STATED EXERCISE. Below are some entries. Copy each line that holds the string "down".

PROVIDED ENTRIES.
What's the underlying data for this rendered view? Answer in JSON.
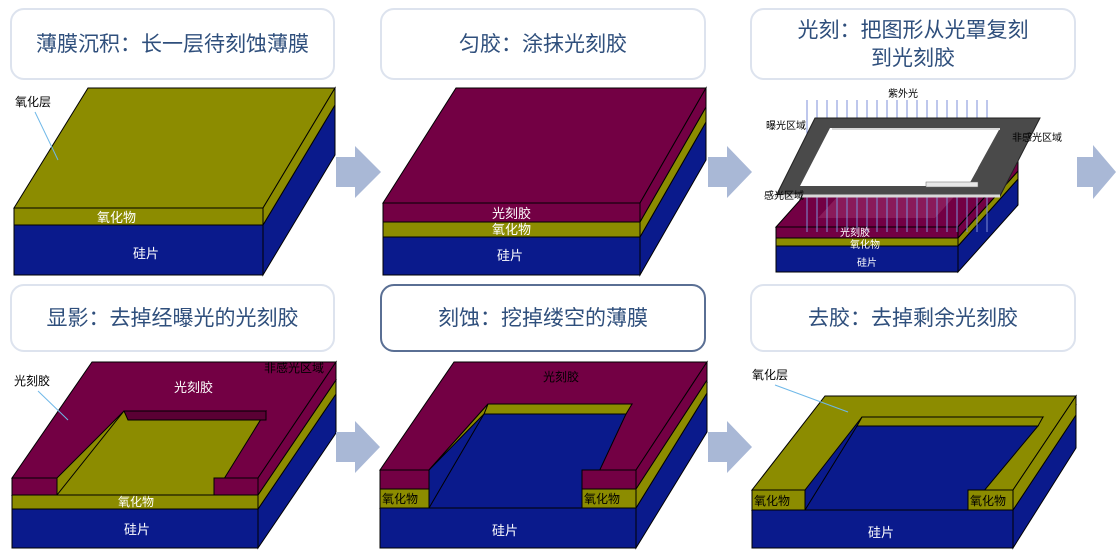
{
  "steps": [
    {
      "caption": "薄膜沉积：长一层待刻蚀薄膜"
    },
    {
      "caption": "匀胶：涂抹光刻胶"
    },
    {
      "caption": "光刻：把图形从光罩复刻到光刻胶"
    },
    {
      "caption": "显影：去掉经曝光的光刻胶"
    },
    {
      "caption": "刻蚀：挖掉缕空的薄膜"
    },
    {
      "caption": "去胶：去掉剩余光刻胶"
    }
  ],
  "labels": {
    "oxide_layer": "氧化层",
    "oxide": "氧化物",
    "silicon": "硅片",
    "photoresist": "光刻胶",
    "uv_light": "紫外光",
    "exposed_region": "曝光区域",
    "unexposed_region": "非感光区域",
    "sensitized_region": "感光区域"
  },
  "colors": {
    "silicon": "#0a1a8c",
    "oxide": "#8c8c00",
    "photoresist": "#730044",
    "arrow": "#a9b8d6",
    "caption_text": "#2f4f7c"
  }
}
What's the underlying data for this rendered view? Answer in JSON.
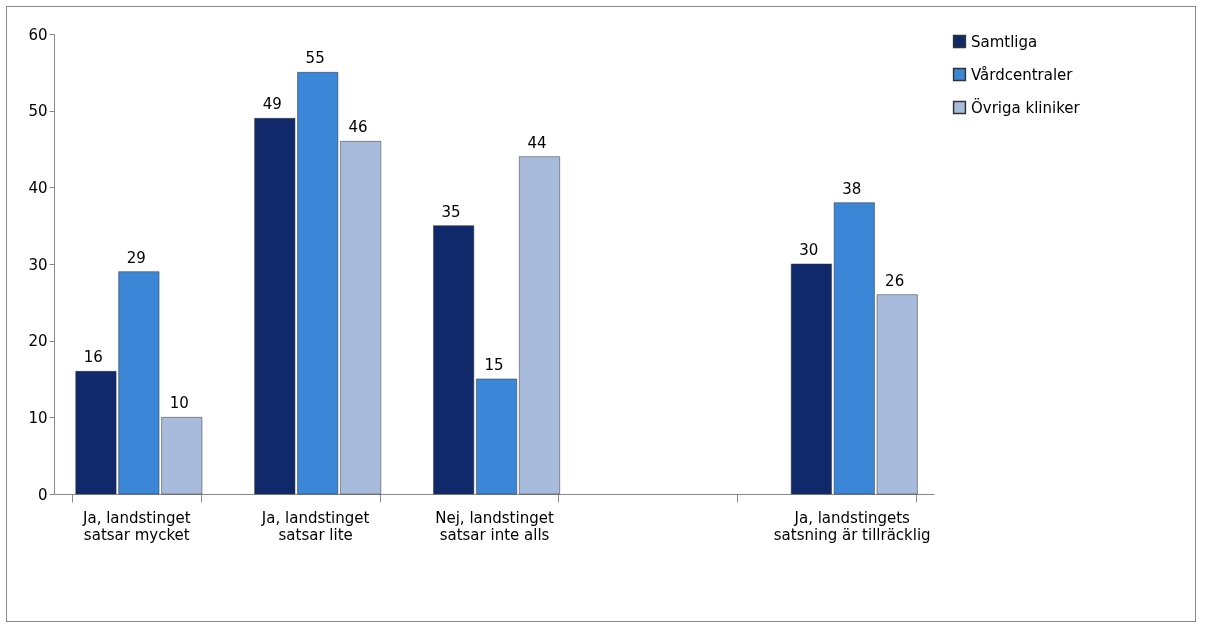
{
  "chart_data": {
    "type": "bar",
    "categories": [
      "Ja, landstinget satsar mycket",
      "Ja, landstinget satsar lite",
      "Nej, landstinget satsar inte alls",
      null,
      "Ja,  landstingets satsning är tillräcklig"
    ],
    "series": [
      {
        "name": "Samtliga",
        "color": "#10296a",
        "values": [
          16,
          49,
          35,
          null,
          30
        ]
      },
      {
        "name": "Vårdcentraler",
        "color": "#3b86d6",
        "values": [
          29,
          55,
          15,
          null,
          38
        ]
      },
      {
        "name": "Övriga kliniker",
        "color": "#a9bbdd",
        "values": [
          10,
          46,
          44,
          null,
          26
        ]
      }
    ],
    "ylim": [
      0,
      60
    ],
    "yticks": [
      0,
      10,
      20,
      30,
      40,
      50,
      60
    ],
    "data_labels": true,
    "grid": false,
    "legend": "right"
  }
}
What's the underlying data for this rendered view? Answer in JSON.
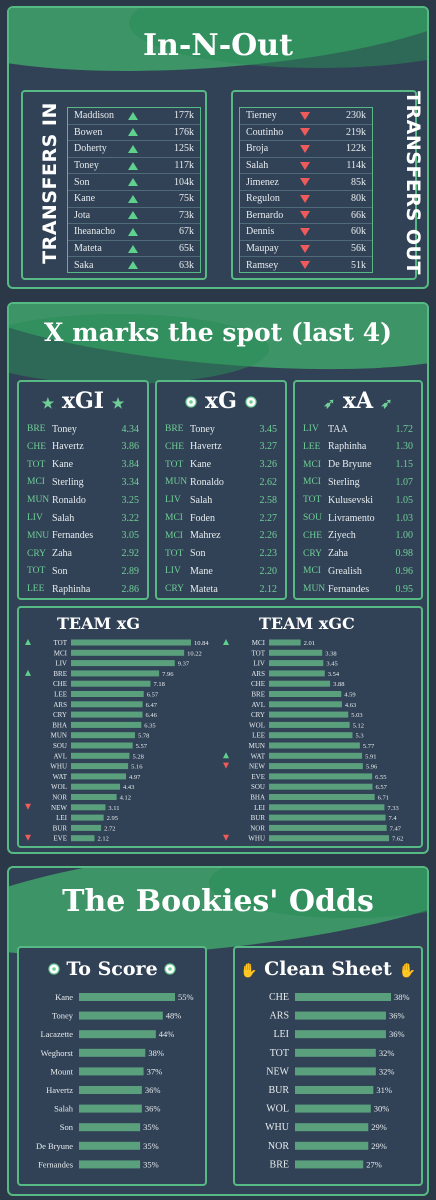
{
  "sections": {
    "inout_title": "In-N-Out",
    "xmarks_title": "X marks the spot (last 4)",
    "bookies_title": "The Bookies' Odds"
  },
  "transfers_in": {
    "label": "TRANSFERS IN",
    "rows": [
      {
        "name": "Maddison",
        "value": "177k"
      },
      {
        "name": "Bowen",
        "value": "176k"
      },
      {
        "name": "Doherty",
        "value": "125k"
      },
      {
        "name": "Toney",
        "value": "117k"
      },
      {
        "name": "Son",
        "value": "104k"
      },
      {
        "name": "Kane",
        "value": "75k"
      },
      {
        "name": "Jota",
        "value": "73k"
      },
      {
        "name": "Iheanacho",
        "value": "67k"
      },
      {
        "name": "Mateta",
        "value": "65k"
      },
      {
        "name": "Saka",
        "value": "63k"
      }
    ]
  },
  "transfers_out": {
    "label": "TRANSFERS OUT",
    "rows": [
      {
        "name": "Tierney",
        "value": "230k"
      },
      {
        "name": "Coutinho",
        "value": "219k"
      },
      {
        "name": "Broja",
        "value": "122k"
      },
      {
        "name": "Salah",
        "value": "114k"
      },
      {
        "name": "Jimenez",
        "value": "85k"
      },
      {
        "name": "Regulon",
        "value": "80k"
      },
      {
        "name": "Bernardo",
        "value": "66k"
      },
      {
        "name": "Dennis",
        "value": "60k"
      },
      {
        "name": "Maupay",
        "value": "56k"
      },
      {
        "name": "Ramsey",
        "value": "51k"
      }
    ]
  },
  "xgi": {
    "title": "xGI",
    "rows": [
      {
        "team": "BRE",
        "name": "Toney",
        "value": "4.34"
      },
      {
        "team": "CHE",
        "name": "Havertz",
        "value": "3.86"
      },
      {
        "team": "TOT",
        "name": "Kane",
        "value": "3.84"
      },
      {
        "team": "MCI",
        "name": "Sterling",
        "value": "3.34"
      },
      {
        "team": "MUN",
        "name": "Ronaldo",
        "value": "3.25"
      },
      {
        "team": "LIV",
        "name": "Salah",
        "value": "3.22"
      },
      {
        "team": "MNU",
        "name": "Fernandes",
        "value": "3.05"
      },
      {
        "team": "CRY",
        "name": "Zaha",
        "value": "2.92"
      },
      {
        "team": "TOT",
        "name": "Son",
        "value": "2.89"
      },
      {
        "team": "LEE",
        "name": "Raphinha",
        "value": "2.86"
      }
    ]
  },
  "xg": {
    "title": "xG",
    "rows": [
      {
        "team": "BRE",
        "name": "Toney",
        "value": "3.45"
      },
      {
        "team": "CHE",
        "name": "Havertz",
        "value": "3.27"
      },
      {
        "team": "TOT",
        "name": "Kane",
        "value": "3.26"
      },
      {
        "team": "MUN",
        "name": "Ronaldo",
        "value": "2.62"
      },
      {
        "team": "LIV",
        "name": "Salah",
        "value": "2.58"
      },
      {
        "team": "MCI",
        "name": "Foden",
        "value": "2.27"
      },
      {
        "team": "MCI",
        "name": "Mahrez",
        "value": "2.26"
      },
      {
        "team": "TOT",
        "name": "Son",
        "value": "2.23"
      },
      {
        "team": "LIV",
        "name": "Mane",
        "value": "2.20"
      },
      {
        "team": "CRY",
        "name": "Mateta",
        "value": "2.12"
      }
    ]
  },
  "xa": {
    "title": "xA",
    "rows": [
      {
        "team": "LIV",
        "name": "TAA",
        "value": "1.72"
      },
      {
        "team": "LEE",
        "name": "Raphinha",
        "value": "1.30"
      },
      {
        "team": "MCI",
        "name": "De Bryune",
        "value": "1.15"
      },
      {
        "team": "MCI",
        "name": "Sterling",
        "value": "1.07"
      },
      {
        "team": "TOT",
        "name": "Kulusevski",
        "value": "1.05"
      },
      {
        "team": "SOU",
        "name": "Livramento",
        "value": "1.03"
      },
      {
        "team": "CHE",
        "name": "Ziyech",
        "value": "1.00"
      },
      {
        "team": "CRY",
        "name": "Zaha",
        "value": "0.98"
      },
      {
        "team": "MCI",
        "name": "Grealish",
        "value": "0.96"
      },
      {
        "team": "MUN",
        "name": "Fernandes",
        "value": "0.95"
      }
    ]
  },
  "chart_data": [
    {
      "type": "bar",
      "orientation": "horizontal",
      "title": "TEAM xG",
      "categories": [
        "TOT",
        "MCI",
        "LIV",
        "BRE",
        "CHE",
        "LEE",
        "ARS",
        "CRY",
        "BHA",
        "MUN",
        "SOU",
        "AVL",
        "WHU",
        "WAT",
        "WOL",
        "NOR",
        "NEW",
        "LEI",
        "BUR",
        "EVE"
      ],
      "values": [
        10.84,
        10.22,
        9.37,
        7.96,
        7.18,
        6.57,
        6.47,
        6.46,
        6.35,
        5.78,
        5.57,
        5.28,
        5.16,
        4.97,
        4.43,
        4.12,
        3.11,
        2.95,
        2.72,
        2.12
      ],
      "labels": [
        "10.84",
        "10.22",
        "9.37",
        "7.96",
        "7.18",
        "6.57",
        "6.47",
        "6.46",
        "6.35",
        "5.78",
        "5.57",
        "5.28",
        "5.16",
        "4.97",
        "4.43",
        "4.12",
        "3.11",
        "2.95",
        "2.72",
        "2.12"
      ],
      "markers": {
        "TOT": "up",
        "BRE": "up",
        "NEW": "down",
        "EVE": "down"
      },
      "xlim": [
        0,
        10.84
      ]
    },
    {
      "type": "bar",
      "orientation": "horizontal",
      "title": "TEAM xGC",
      "categories": [
        "MCI",
        "TOT",
        "LIV",
        "ARS",
        "CHE",
        "BRE",
        "AVL",
        "CRY",
        "WOL",
        "LEE",
        "MUN",
        "WAT",
        "NEW",
        "EVE",
        "SOU",
        "BHA",
        "LEI",
        "BUR",
        "NOR",
        "WHU"
      ],
      "values": [
        2.01,
        3.38,
        3.45,
        3.54,
        3.88,
        4.59,
        4.63,
        5.03,
        5.12,
        5.3,
        5.77,
        5.91,
        5.96,
        6.55,
        6.57,
        6.71,
        7.33,
        7.4,
        7.47,
        7.62
      ],
      "labels": [
        "2.01",
        "3.38",
        "3.45",
        "3.54",
        "3.88",
        "4.59",
        "4.63",
        "5.03",
        "5.12",
        "5.3",
        "5.77",
        "5.91",
        "5.96",
        "6.55",
        "6.57",
        "6.71",
        "7.33",
        "7.4",
        "7.47",
        "7.62"
      ],
      "markers": {
        "MCI": "up",
        "WAT": "up",
        "NEW": "down",
        "WHU": "down"
      },
      "xlim": [
        0,
        7.62
      ]
    },
    {
      "type": "bar",
      "orientation": "horizontal",
      "title": "To Score",
      "categories": [
        "Kane",
        "Toney",
        "Lacazette",
        "Weghorst",
        "Mount",
        "Havertz",
        "Salah",
        "Son",
        "De Bryune",
        "Fernandes"
      ],
      "values": [
        55,
        48,
        44,
        38,
        37,
        36,
        36,
        35,
        35,
        35
      ],
      "labels": [
        "55%",
        "48%",
        "44%",
        "38%",
        "37%",
        "36%",
        "36%",
        "35%",
        "35%",
        "35%"
      ],
      "xlim": [
        0,
        55
      ]
    },
    {
      "type": "bar",
      "orientation": "horizontal",
      "title": "Clean Sheet",
      "categories": [
        "CHE",
        "ARS",
        "LEI",
        "TOT",
        "NEW",
        "BUR",
        "WOL",
        "WHU",
        "NOR",
        "BRE"
      ],
      "values": [
        38,
        36,
        36,
        32,
        32,
        31,
        30,
        29,
        29,
        27
      ],
      "labels": [
        "38%",
        "36%",
        "36%",
        "32%",
        "32%",
        "31%",
        "30%",
        "29%",
        "29%",
        "27%"
      ],
      "xlim": [
        0,
        38
      ]
    }
  ],
  "colors": {
    "background": "#2a3848",
    "panel": "#324256",
    "accent": "#57b983",
    "bar": "#5aa07d",
    "up": "#5ed28c",
    "down": "#ef5a5a"
  }
}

RESPONSE.
        "NEW": "down",
        "EVE": "down"
        "NEW": "down",
        "WHU": "down"
    "down": "#ef5a5a"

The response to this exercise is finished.